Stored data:
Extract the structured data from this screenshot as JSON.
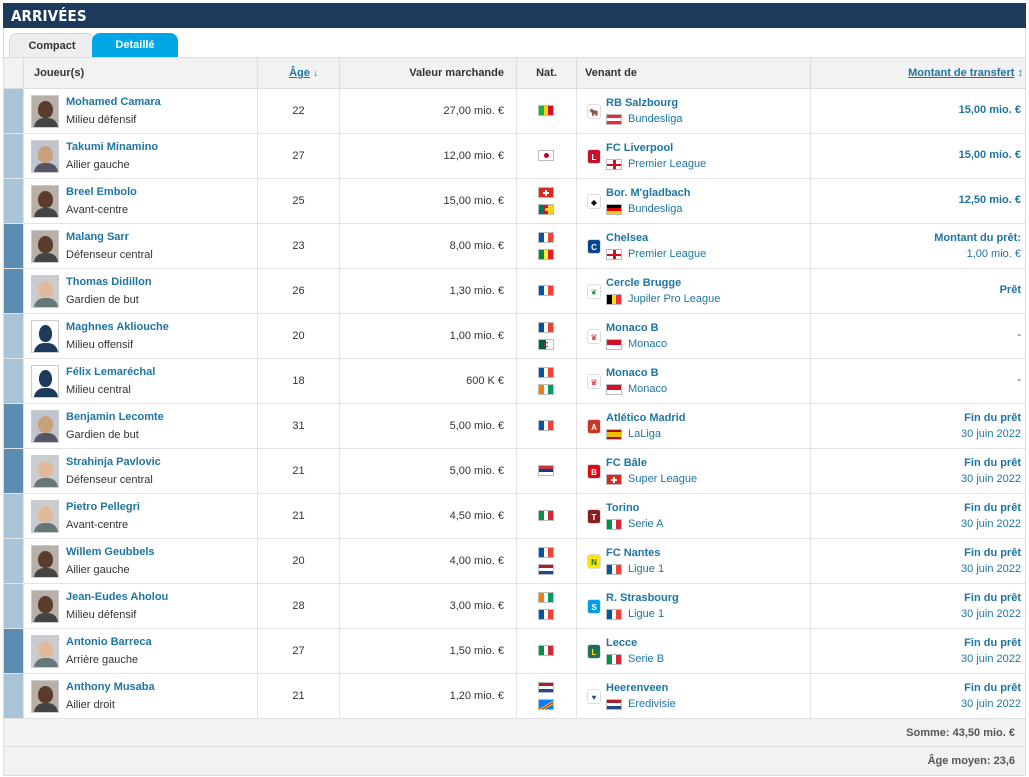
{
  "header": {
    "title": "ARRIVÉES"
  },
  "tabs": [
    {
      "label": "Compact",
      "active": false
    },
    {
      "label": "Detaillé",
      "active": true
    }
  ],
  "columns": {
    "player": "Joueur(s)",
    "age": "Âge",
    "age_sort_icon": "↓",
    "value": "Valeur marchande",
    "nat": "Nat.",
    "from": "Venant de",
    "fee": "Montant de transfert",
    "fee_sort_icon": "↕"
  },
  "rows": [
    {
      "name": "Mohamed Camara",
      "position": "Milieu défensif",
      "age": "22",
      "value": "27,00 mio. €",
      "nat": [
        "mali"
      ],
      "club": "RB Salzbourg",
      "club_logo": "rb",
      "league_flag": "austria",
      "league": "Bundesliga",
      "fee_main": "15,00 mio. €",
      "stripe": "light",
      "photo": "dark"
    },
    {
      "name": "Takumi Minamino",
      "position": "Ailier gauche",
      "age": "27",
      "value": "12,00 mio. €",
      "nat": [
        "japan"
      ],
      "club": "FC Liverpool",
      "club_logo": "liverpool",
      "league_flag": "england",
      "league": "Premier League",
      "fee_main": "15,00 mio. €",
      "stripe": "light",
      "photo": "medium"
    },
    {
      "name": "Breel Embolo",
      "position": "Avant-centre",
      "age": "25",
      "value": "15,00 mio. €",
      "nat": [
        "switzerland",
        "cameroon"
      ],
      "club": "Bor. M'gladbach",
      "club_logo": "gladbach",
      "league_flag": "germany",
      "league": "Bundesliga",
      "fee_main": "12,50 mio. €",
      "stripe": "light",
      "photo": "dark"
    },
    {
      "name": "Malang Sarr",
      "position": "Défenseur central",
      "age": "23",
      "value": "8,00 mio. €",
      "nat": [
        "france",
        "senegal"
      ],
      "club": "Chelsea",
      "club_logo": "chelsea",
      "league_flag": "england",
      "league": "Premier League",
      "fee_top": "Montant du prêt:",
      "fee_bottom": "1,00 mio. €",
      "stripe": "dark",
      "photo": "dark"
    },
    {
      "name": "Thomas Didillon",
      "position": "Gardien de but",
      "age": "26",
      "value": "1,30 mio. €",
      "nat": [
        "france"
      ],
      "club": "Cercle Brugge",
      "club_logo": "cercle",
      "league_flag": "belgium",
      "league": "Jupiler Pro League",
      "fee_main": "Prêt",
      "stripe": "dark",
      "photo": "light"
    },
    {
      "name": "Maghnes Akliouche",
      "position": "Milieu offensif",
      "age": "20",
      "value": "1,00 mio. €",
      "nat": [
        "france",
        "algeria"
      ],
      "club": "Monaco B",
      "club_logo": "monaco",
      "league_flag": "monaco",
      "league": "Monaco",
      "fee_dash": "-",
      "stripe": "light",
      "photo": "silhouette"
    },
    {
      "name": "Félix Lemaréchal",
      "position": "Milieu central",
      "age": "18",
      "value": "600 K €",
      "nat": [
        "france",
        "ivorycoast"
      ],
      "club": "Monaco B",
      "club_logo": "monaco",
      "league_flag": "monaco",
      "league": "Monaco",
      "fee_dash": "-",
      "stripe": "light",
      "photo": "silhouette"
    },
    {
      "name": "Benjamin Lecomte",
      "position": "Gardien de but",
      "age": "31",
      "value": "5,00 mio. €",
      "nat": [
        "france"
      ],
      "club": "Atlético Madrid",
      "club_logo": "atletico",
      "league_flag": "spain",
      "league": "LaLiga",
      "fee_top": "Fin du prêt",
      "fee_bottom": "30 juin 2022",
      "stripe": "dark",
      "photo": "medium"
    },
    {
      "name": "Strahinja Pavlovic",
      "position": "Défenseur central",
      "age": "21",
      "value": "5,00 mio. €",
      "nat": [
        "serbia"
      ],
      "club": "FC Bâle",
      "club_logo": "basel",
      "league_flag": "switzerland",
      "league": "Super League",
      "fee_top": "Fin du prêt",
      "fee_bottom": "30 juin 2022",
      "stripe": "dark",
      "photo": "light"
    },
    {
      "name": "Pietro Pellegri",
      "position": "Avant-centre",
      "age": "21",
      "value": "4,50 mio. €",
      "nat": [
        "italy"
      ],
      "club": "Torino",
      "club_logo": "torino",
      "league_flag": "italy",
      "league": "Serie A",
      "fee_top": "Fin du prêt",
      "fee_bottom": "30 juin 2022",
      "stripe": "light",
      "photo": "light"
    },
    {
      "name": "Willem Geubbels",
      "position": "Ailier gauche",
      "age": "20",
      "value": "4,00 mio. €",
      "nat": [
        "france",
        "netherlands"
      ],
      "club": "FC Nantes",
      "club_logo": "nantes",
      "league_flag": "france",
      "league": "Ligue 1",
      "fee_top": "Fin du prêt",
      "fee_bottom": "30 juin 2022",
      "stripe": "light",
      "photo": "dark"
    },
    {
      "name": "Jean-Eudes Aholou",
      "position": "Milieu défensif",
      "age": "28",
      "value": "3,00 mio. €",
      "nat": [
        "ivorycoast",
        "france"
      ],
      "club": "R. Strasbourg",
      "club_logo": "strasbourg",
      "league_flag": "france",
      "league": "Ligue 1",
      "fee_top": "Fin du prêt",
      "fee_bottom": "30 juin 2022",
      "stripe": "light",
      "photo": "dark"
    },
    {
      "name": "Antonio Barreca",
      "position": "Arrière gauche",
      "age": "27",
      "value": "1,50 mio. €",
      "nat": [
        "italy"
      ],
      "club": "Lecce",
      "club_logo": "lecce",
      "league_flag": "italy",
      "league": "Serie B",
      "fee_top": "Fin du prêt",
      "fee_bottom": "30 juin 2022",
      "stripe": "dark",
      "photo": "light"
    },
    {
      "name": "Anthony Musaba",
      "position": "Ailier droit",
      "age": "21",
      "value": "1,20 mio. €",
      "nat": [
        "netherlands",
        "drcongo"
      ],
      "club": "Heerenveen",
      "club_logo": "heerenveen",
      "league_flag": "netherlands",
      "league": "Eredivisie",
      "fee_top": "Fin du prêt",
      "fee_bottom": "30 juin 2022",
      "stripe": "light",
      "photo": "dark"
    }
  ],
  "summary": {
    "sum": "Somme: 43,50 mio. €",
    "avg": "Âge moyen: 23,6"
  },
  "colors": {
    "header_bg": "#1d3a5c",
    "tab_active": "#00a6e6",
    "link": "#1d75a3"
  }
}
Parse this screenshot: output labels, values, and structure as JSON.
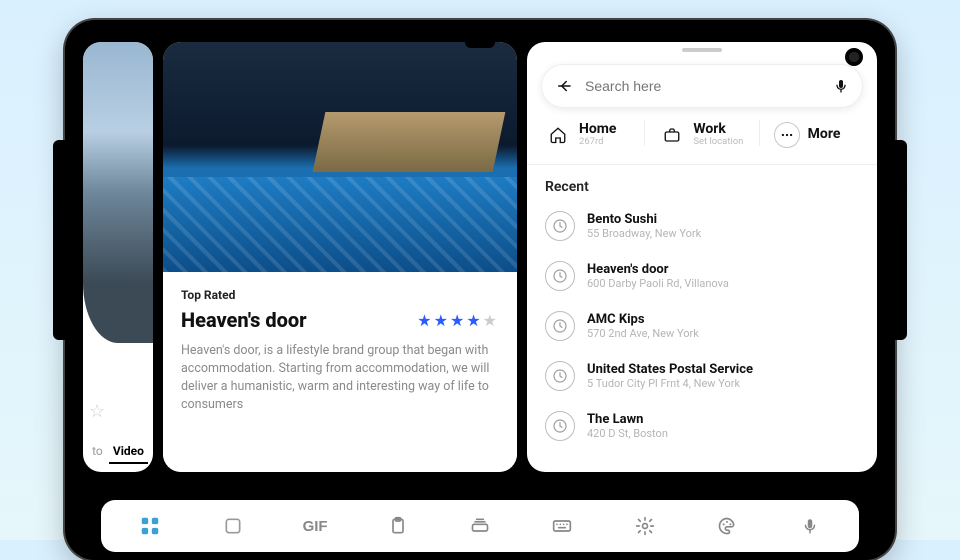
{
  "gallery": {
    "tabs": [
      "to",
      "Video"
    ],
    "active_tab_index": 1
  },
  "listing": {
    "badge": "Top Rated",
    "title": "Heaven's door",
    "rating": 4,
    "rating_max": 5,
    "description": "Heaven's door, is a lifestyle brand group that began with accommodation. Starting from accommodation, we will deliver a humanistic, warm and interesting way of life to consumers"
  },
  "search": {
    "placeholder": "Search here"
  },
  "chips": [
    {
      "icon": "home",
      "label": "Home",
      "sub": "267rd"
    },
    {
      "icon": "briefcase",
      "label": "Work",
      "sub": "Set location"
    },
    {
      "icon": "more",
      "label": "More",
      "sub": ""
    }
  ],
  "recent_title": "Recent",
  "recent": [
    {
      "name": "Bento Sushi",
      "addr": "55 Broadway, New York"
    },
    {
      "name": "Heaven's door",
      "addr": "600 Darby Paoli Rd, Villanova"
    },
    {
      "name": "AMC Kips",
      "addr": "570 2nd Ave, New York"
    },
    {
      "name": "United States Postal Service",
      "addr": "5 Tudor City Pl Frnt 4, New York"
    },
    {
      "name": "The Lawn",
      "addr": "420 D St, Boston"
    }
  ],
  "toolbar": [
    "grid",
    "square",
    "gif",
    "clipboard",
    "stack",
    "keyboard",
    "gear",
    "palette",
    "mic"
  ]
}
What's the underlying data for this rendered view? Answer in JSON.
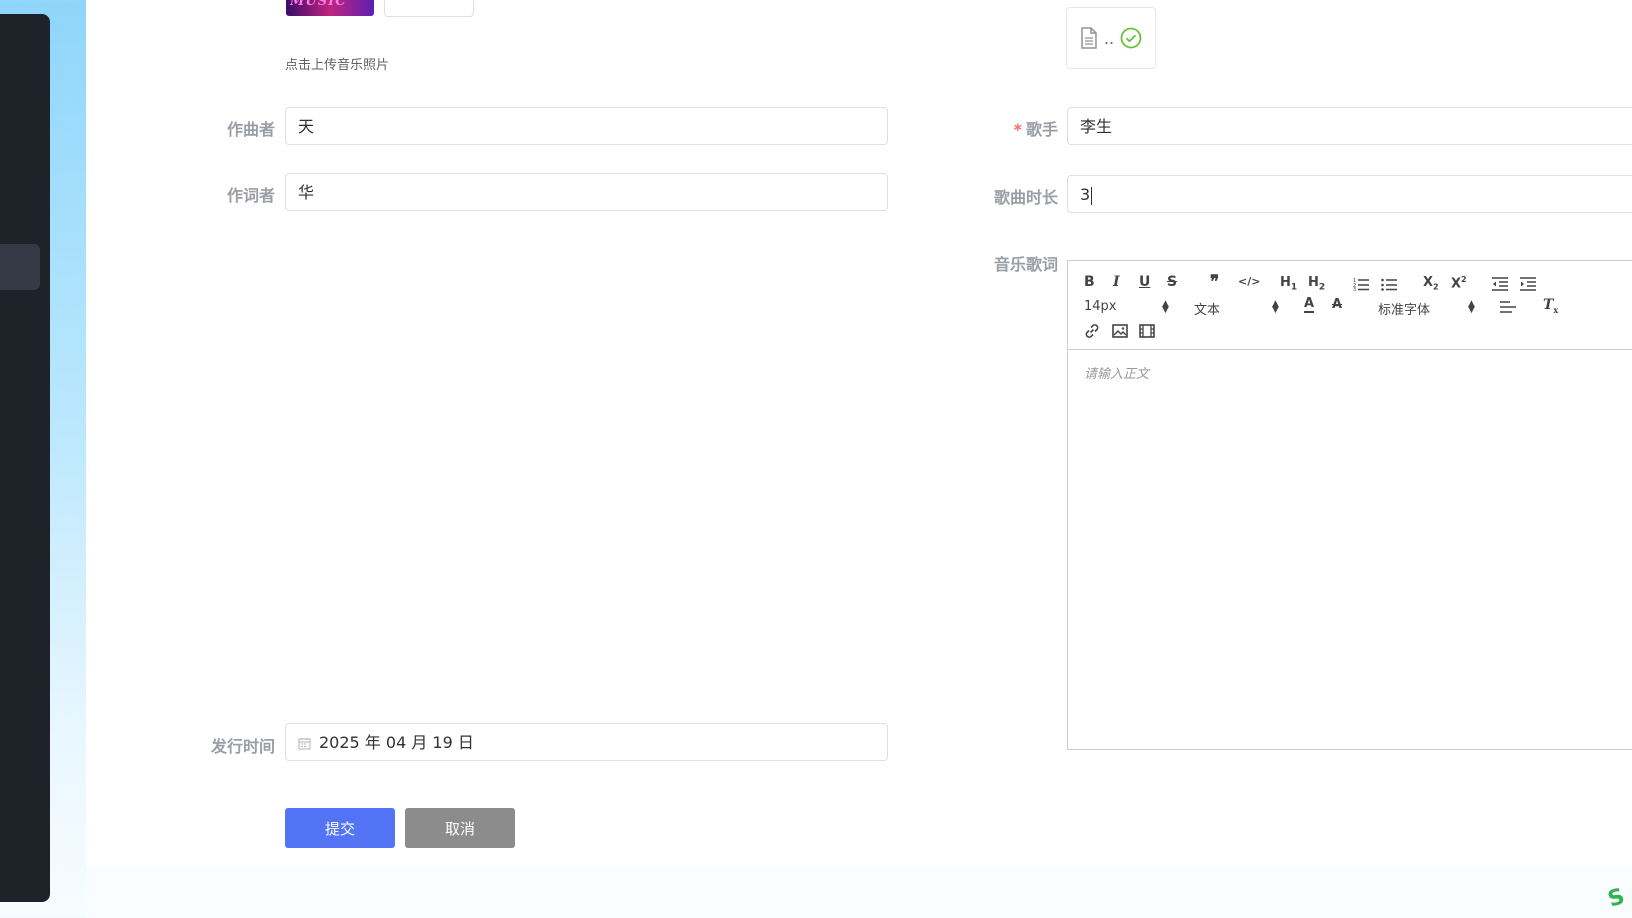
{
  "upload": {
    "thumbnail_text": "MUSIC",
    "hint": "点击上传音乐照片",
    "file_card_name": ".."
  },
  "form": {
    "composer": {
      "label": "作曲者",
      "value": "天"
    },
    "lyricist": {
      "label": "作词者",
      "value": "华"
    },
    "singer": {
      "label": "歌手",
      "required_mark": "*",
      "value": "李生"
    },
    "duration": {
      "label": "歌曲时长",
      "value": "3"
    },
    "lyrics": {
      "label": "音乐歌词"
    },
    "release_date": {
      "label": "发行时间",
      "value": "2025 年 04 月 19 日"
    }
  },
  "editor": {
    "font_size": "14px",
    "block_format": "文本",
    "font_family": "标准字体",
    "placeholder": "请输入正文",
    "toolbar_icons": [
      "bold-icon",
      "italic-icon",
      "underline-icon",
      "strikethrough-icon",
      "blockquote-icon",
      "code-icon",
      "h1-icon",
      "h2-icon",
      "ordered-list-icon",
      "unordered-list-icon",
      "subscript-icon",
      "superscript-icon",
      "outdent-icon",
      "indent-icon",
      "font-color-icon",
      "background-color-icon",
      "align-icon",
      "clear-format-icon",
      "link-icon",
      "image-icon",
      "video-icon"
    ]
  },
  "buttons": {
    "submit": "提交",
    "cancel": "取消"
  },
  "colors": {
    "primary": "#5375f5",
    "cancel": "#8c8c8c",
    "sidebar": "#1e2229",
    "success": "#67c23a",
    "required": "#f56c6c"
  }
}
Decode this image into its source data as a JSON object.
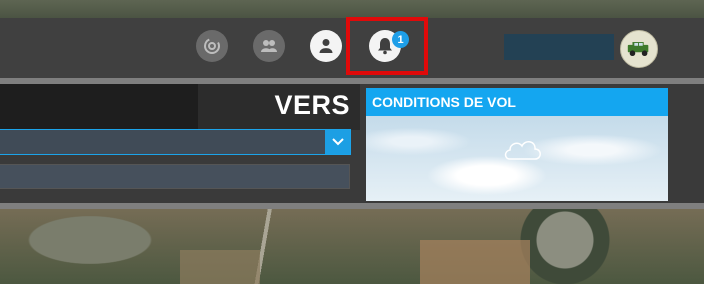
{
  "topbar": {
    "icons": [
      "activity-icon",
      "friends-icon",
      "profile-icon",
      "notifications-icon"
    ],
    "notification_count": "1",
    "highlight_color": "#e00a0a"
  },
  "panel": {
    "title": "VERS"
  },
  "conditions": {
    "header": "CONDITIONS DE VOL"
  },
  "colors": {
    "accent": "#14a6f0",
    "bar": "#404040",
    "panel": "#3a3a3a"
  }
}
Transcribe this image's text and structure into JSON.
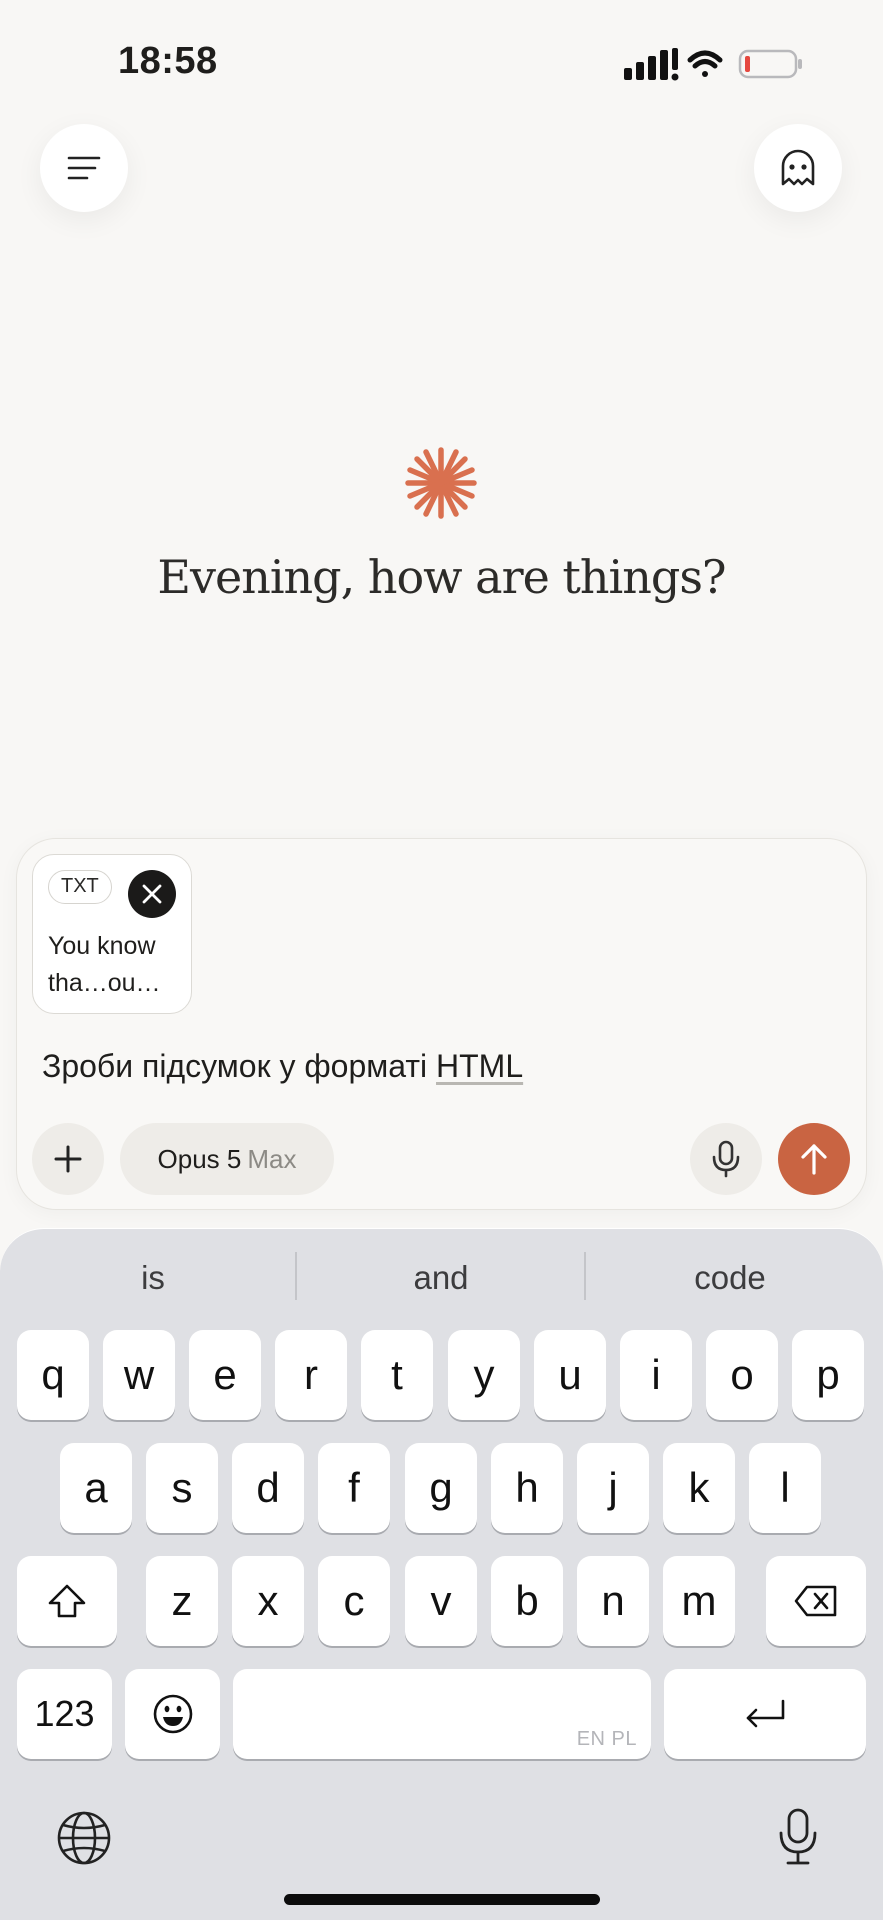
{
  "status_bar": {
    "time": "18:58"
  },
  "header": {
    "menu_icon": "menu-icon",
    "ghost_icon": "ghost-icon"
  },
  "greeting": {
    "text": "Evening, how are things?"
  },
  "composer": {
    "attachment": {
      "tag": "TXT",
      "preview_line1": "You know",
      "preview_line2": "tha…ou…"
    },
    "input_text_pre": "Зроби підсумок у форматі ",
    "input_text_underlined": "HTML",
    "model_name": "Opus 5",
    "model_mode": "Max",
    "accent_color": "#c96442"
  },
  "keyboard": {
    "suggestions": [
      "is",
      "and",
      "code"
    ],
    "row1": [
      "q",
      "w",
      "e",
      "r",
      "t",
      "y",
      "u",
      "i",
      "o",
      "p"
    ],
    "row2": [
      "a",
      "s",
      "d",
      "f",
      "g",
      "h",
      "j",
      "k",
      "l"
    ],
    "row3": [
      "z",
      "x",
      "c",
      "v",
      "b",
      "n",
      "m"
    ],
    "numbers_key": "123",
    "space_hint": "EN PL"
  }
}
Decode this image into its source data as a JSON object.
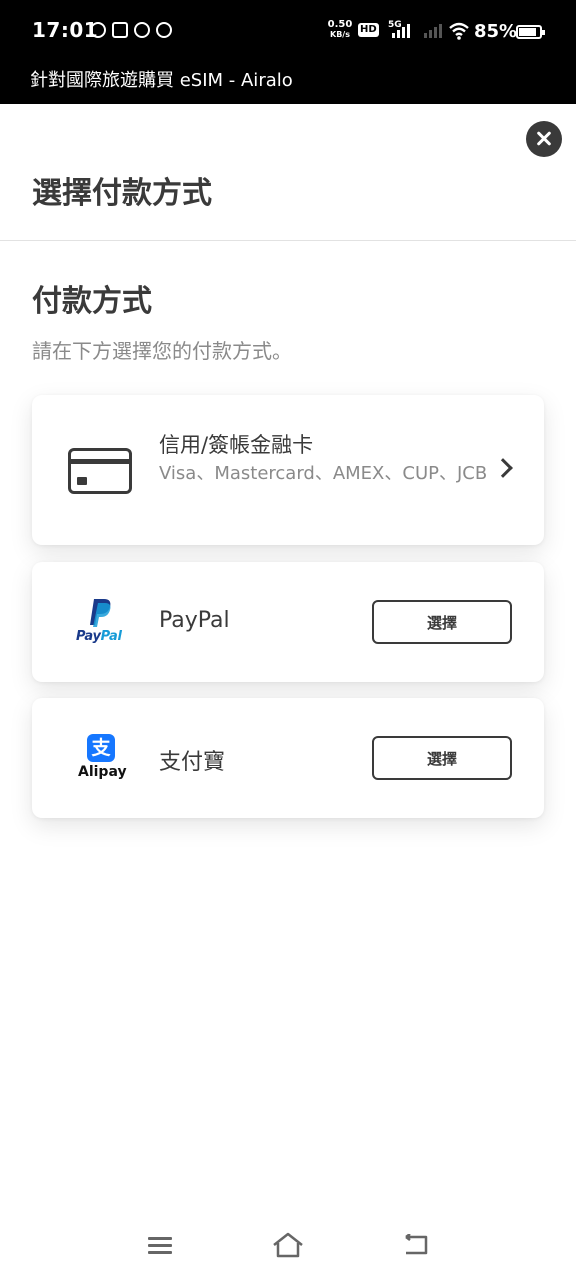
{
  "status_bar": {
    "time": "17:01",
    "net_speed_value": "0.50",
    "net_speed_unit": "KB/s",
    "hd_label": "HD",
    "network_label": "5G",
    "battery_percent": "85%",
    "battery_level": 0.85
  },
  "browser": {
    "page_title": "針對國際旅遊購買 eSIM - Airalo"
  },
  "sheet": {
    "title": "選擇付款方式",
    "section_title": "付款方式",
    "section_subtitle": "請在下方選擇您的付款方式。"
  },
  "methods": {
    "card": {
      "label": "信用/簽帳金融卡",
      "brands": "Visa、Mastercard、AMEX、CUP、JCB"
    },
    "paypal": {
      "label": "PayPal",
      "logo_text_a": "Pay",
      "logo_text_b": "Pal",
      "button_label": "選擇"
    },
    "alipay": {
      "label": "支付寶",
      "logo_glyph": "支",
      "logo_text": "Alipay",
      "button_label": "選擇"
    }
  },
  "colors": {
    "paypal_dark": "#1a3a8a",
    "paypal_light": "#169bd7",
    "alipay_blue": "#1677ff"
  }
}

STATED GOAL> Where a line above holds the string "gladbach", show that line.

REPLY TO THE TASK>
      "club": "Bor. M'gladbach",
      "club_logo": "gladbach",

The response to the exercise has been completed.